**Short exercise**: Word for word, copy all the data and drop the pictures.

**Records supplied**:
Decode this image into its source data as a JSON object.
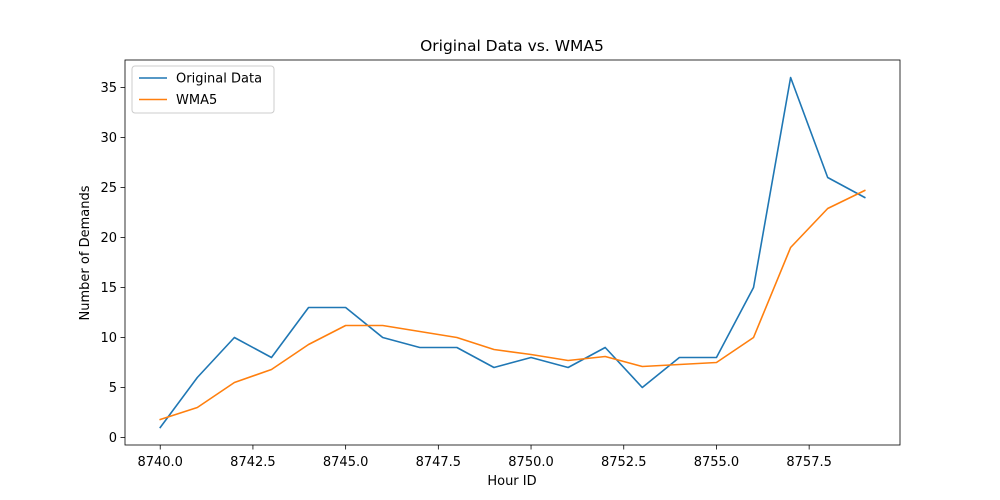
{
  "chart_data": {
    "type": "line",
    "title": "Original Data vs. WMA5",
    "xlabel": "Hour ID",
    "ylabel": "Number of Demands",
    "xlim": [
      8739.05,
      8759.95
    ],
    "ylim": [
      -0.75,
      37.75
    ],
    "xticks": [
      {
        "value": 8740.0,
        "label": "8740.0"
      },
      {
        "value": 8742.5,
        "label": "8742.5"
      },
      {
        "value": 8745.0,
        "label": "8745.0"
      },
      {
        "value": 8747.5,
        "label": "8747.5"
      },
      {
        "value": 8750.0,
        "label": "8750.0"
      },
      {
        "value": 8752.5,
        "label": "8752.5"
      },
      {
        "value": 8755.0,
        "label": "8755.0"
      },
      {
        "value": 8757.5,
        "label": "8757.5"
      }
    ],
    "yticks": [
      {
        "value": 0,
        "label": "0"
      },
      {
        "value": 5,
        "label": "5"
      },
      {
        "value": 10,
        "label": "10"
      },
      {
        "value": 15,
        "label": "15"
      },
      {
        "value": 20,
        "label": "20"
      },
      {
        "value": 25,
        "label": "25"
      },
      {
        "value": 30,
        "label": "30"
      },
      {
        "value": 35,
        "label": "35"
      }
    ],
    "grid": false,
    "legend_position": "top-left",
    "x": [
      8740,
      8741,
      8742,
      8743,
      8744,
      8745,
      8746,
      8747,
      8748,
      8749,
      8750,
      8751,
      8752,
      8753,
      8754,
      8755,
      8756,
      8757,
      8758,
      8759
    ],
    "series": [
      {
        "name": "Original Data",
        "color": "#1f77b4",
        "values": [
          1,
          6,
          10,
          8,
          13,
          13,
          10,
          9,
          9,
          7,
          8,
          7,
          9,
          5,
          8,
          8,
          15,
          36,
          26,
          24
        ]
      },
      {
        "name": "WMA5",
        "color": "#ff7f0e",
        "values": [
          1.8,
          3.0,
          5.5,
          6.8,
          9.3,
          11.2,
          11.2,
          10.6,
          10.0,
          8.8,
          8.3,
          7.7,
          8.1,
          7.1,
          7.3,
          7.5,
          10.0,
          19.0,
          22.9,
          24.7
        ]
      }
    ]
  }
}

**Written answer**:
Decode this image into its source data as a JSON object.
{
  "chart_data": {
    "type": "line",
    "title": "Original Data vs. WMA5",
    "xlabel": "Hour ID",
    "ylabel": "Number of Demands",
    "xlim": [
      8739.05,
      8759.95
    ],
    "ylim": [
      -0.75,
      37.75
    ],
    "xticks": [
      {
        "value": 8740.0,
        "label": "8740.0"
      },
      {
        "value": 8742.5,
        "label": "8742.5"
      },
      {
        "value": 8745.0,
        "label": "8745.0"
      },
      {
        "value": 8747.5,
        "label": "8747.5"
      },
      {
        "value": 8750.0,
        "label": "8750.0"
      },
      {
        "value": 8752.5,
        "label": "8752.5"
      },
      {
        "value": 8755.0,
        "label": "8755.0"
      },
      {
        "value": 8757.5,
        "label": "8757.5"
      }
    ],
    "yticks": [
      {
        "value": 0,
        "label": "0"
      },
      {
        "value": 5,
        "label": "5"
      },
      {
        "value": 10,
        "label": "10"
      },
      {
        "value": 15,
        "label": "15"
      },
      {
        "value": 20,
        "label": "20"
      },
      {
        "value": 25,
        "label": "25"
      },
      {
        "value": 30,
        "label": "30"
      },
      {
        "value": 35,
        "label": "35"
      }
    ],
    "grid": false,
    "legend_position": "top-left",
    "x": [
      8740,
      8741,
      8742,
      8743,
      8744,
      8745,
      8746,
      8747,
      8748,
      8749,
      8750,
      8751,
      8752,
      8753,
      8754,
      8755,
      8756,
      8757,
      8758,
      8759
    ],
    "series": [
      {
        "name": "Original Data",
        "color": "#1f77b4",
        "values": [
          1,
          6,
          10,
          8,
          13,
          13,
          10,
          9,
          9,
          7,
          8,
          7,
          9,
          5,
          8,
          8,
          15,
          36,
          26,
          24
        ]
      },
      {
        "name": "WMA5",
        "color": "#ff7f0e",
        "values": [
          1.8,
          3.0,
          5.5,
          6.8,
          9.3,
          11.2,
          11.2,
          10.6,
          10.0,
          8.8,
          8.3,
          7.7,
          8.1,
          7.1,
          7.3,
          7.5,
          10.0,
          19.0,
          22.9,
          24.7
        ]
      }
    ]
  }
}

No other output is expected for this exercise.